**What the task requires:** From the records below, extract all the text exactly and leave the images behind.

**Source records:**
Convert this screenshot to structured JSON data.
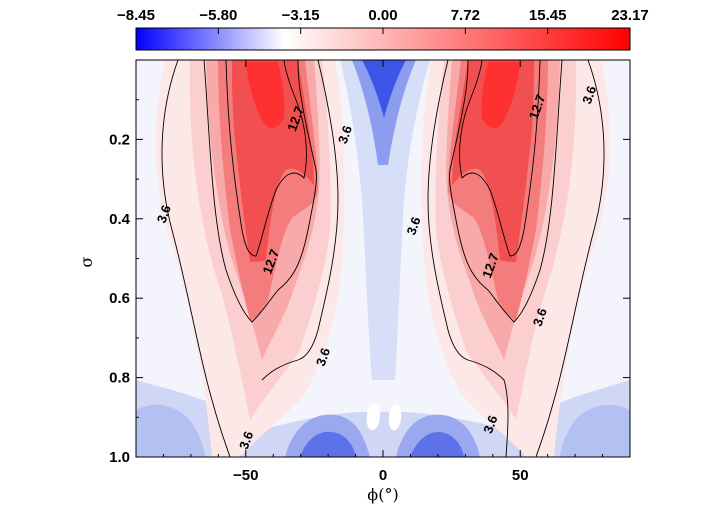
{
  "chart_data": {
    "type": "heatmap",
    "title": "",
    "xlabel": "ϕ(°)",
    "ylabel": "σ",
    "xlim": [
      -90,
      90
    ],
    "ylim": [
      0,
      1.0
    ],
    "y_inverted": true,
    "x_ticks": [
      -50,
      0,
      50
    ],
    "y_ticks": [
      0.2,
      0.4,
      0.6,
      0.8,
      1.0
    ],
    "x_tick_labels": [
      "−50",
      "0",
      "50"
    ],
    "y_tick_labels": [
      "0.2",
      "0.4",
      "0.6",
      "0.8",
      "1.0"
    ],
    "colorbar": {
      "position": "top",
      "ticks": [
        -8.45,
        -5.8,
        -3.15,
        0.0,
        7.72,
        15.45,
        23.17
      ],
      "tick_labels": [
        "−8.45",
        "−5.80",
        "−3.15",
        "0.00",
        "7.72",
        "15.45",
        "23.17"
      ],
      "colors": {
        "negative_max": "#0000ff",
        "zero": "#ffffff",
        "positive_max": "#ff0000"
      }
    },
    "contour_levels": [
      3.6,
      12.7
    ],
    "contour_labels": [
      {
        "text": "3.6",
        "x": -79,
        "y": 0.39
      },
      {
        "text": "12.7",
        "x": -31,
        "y": 0.15
      },
      {
        "text": "3.6",
        "x": -13,
        "y": 0.19
      },
      {
        "text": "12.7",
        "x": -40,
        "y": 0.51
      },
      {
        "text": "3.6",
        "x": -21,
        "y": 0.75
      },
      {
        "text": "3.6",
        "x": -49,
        "y": 0.96
      },
      {
        "text": "12.7",
        "x": 57,
        "y": 0.12
      },
      {
        "text": "3.6",
        "x": 76,
        "y": 0.09
      },
      {
        "text": "3.6",
        "x": 12,
        "y": 0.42
      },
      {
        "text": "12.7",
        "x": 40,
        "y": 0.52
      },
      {
        "text": "3.6",
        "x": 58,
        "y": 0.65
      },
      {
        "text": "3.6",
        "x": 40,
        "y": 0.92
      }
    ],
    "features": [
      {
        "name": "southern_jet",
        "x": -45,
        "y": 0.1,
        "value": 23.17
      },
      {
        "name": "southern_jet_lower",
        "x": -46,
        "y": 0.38,
        "value": 18.0
      },
      {
        "name": "northern_jet",
        "x": 46,
        "y": 0.1,
        "value": 23.17
      },
      {
        "name": "northern_jet_lower",
        "x": 46,
        "y": 0.38,
        "value": 18.0
      },
      {
        "name": "equatorial_easterlies",
        "x": 0,
        "y": 0.05,
        "value": -8.45
      },
      {
        "name": "surface_easterlies_south",
        "x": -25,
        "y": 0.96,
        "value": -7.0
      },
      {
        "name": "surface_easterlies_north",
        "x": 25,
        "y": 0.96,
        "value": -7.0
      }
    ]
  }
}
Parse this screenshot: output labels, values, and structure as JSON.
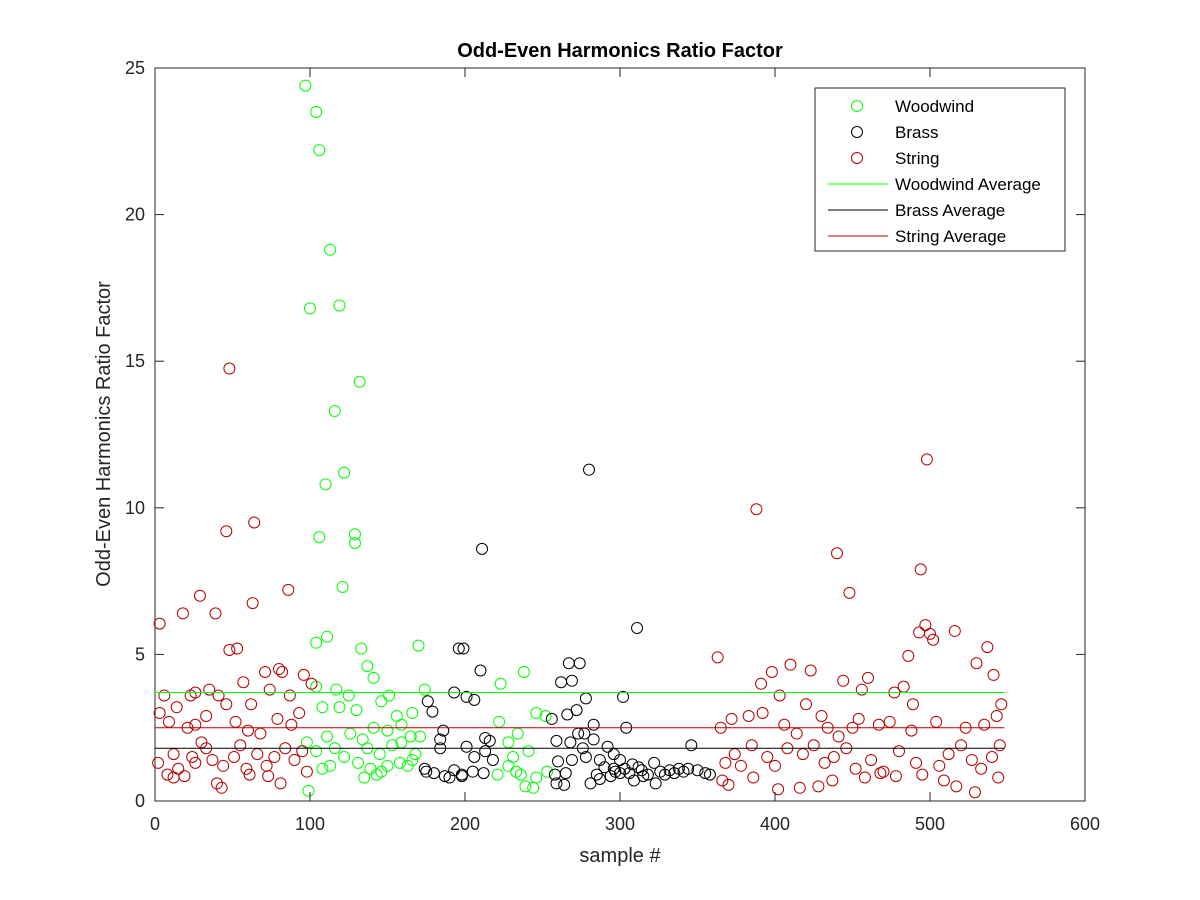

**Reply to the task:**
Convert this screenshot to structured JSON data.
{
  "chart_data": {
    "type": "heatmap",
    "title": "",
    "xlabel": "ϕ(°)",
    "ylabel": "σ",
    "xlim": [
      -90,
      90
    ],
    "ylim": [
      0,
      1.0
    ],
    "y_inverted": true,
    "x_ticks": [
      -50,
      0,
      50
    ],
    "y_ticks": [
      0.2,
      0.4,
      0.6,
      0.8,
      1.0
    ],
    "x_tick_labels": [
      "−50",
      "0",
      "50"
    ],
    "y_tick_labels": [
      "0.2",
      "0.4",
      "0.6",
      "0.8",
      "1.0"
    ],
    "colorbar": {
      "position": "top",
      "ticks": [
        -8.45,
        -5.8,
        -3.15,
        0.0,
        7.72,
        15.45,
        23.17
      ],
      "tick_labels": [
        "−8.45",
        "−5.80",
        "−3.15",
        "0.00",
        "7.72",
        "15.45",
        "23.17"
      ],
      "colors": {
        "negative_max": "#0000ff",
        "zero": "#ffffff",
        "positive_max": "#ff0000"
      }
    },
    "contour_levels": [
      3.6,
      12.7
    ],
    "contour_labels": [
      {
        "text": "3.6",
        "x": -79,
        "y": 0.39
      },
      {
        "text": "12.7",
        "x": -31,
        "y": 0.15
      },
      {
        "text": "3.6",
        "x": -13,
        "y": 0.19
      },
      {
        "text": "12.7",
        "x": -40,
        "y": 0.51
      },
      {
        "text": "3.6",
        "x": -21,
        "y": 0.75
      },
      {
        "text": "3.6",
        "x": -49,
        "y": 0.96
      },
      {
        "text": "12.7",
        "x": 57,
        "y": 0.12
      },
      {
        "text": "3.6",
        "x": 76,
        "y": 0.09
      },
      {
        "text": "3.6",
        "x": 12,
        "y": 0.42
      },
      {
        "text": "12.7",
        "x": 40,
        "y": 0.52
      },
      {
        "text": "3.6",
        "x": 58,
        "y": 0.65
      },
      {
        "text": "3.6",
        "x": 40,
        "y": 0.92
      }
    ],
    "features": [
      {
        "name": "southern_jet",
        "x": -45,
        "y": 0.1,
        "value": 23.17
      },
      {
        "name": "southern_jet_lower",
        "x": -46,
        "y": 0.38,
        "value": 18.0
      },
      {
        "name": "northern_jet",
        "x": 46,
        "y": 0.1,
        "value": 23.17
      },
      {
        "name": "northern_jet_lower",
        "x": 46,
        "y": 0.38,
        "value": 18.0
      },
      {
        "name": "equatorial_easterlies",
        "x": 0,
        "y": 0.05,
        "value": -8.45
      },
      {
        "name": "surface_easterlies_south",
        "x": -25,
        "y": 0.96,
        "value": -7.0
      },
      {
        "name": "surface_easterlies_north",
        "x": 25,
        "y": 0.96,
        "value": -7.0
      }
    ]
  }
}
Parse this screenshot: output labels, values, and structure as JSON.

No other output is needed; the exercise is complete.